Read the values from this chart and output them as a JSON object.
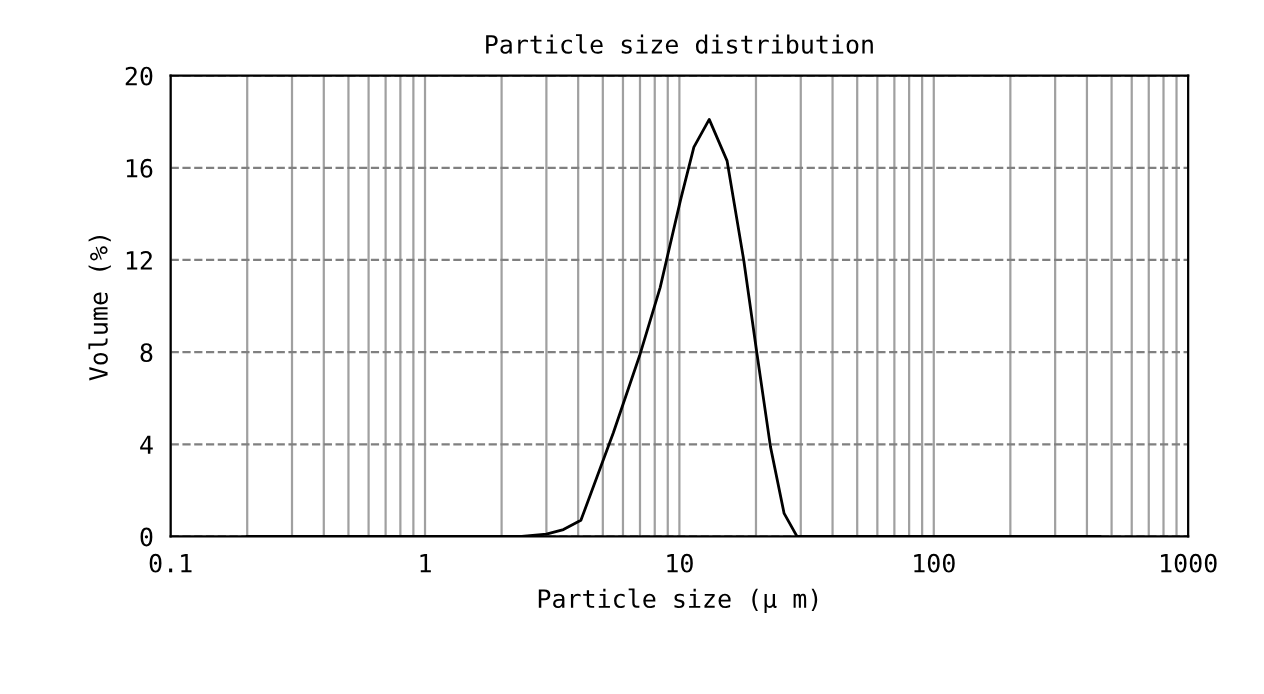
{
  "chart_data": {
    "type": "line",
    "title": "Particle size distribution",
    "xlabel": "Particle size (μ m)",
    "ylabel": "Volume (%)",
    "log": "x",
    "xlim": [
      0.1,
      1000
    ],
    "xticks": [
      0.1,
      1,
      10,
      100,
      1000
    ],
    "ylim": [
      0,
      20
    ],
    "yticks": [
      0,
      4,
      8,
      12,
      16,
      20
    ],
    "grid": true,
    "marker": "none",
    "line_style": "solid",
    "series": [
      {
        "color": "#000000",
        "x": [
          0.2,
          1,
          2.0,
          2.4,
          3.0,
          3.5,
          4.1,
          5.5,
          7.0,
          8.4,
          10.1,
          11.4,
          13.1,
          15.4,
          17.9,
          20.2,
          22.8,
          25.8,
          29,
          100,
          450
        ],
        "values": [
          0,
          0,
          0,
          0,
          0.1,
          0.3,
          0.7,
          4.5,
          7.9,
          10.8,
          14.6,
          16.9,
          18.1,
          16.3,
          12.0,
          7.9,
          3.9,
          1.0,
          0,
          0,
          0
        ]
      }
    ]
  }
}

▶ **DIRECTIONS FOR THIS TASK**:
Omit any images, then output the listing exactly.

▶ **REPLY**:
Read the values from this chart and output them as a JSON object.
{
  "chart_data": {
    "type": "line",
    "title": "Particle size distribution",
    "xlabel": "Particle size (μ m)",
    "ylabel": "Volume (%)",
    "log": "x",
    "xlim": [
      0.1,
      1000
    ],
    "xticks": [
      0.1,
      1,
      10,
      100,
      1000
    ],
    "ylim": [
      0,
      20
    ],
    "yticks": [
      0,
      4,
      8,
      12,
      16,
      20
    ],
    "grid": true,
    "marker": "none",
    "line_style": "solid",
    "series": [
      {
        "color": "#000000",
        "x": [
          0.2,
          1,
          2.0,
          2.4,
          3.0,
          3.5,
          4.1,
          5.5,
          7.0,
          8.4,
          10.1,
          11.4,
          13.1,
          15.4,
          17.9,
          20.2,
          22.8,
          25.8,
          29,
          100,
          450
        ],
        "values": [
          0,
          0,
          0,
          0,
          0.1,
          0.3,
          0.7,
          4.5,
          7.9,
          10.8,
          14.6,
          16.9,
          18.1,
          16.3,
          12.0,
          7.9,
          3.9,
          1.0,
          0,
          0,
          0
        ]
      }
    ]
  }
}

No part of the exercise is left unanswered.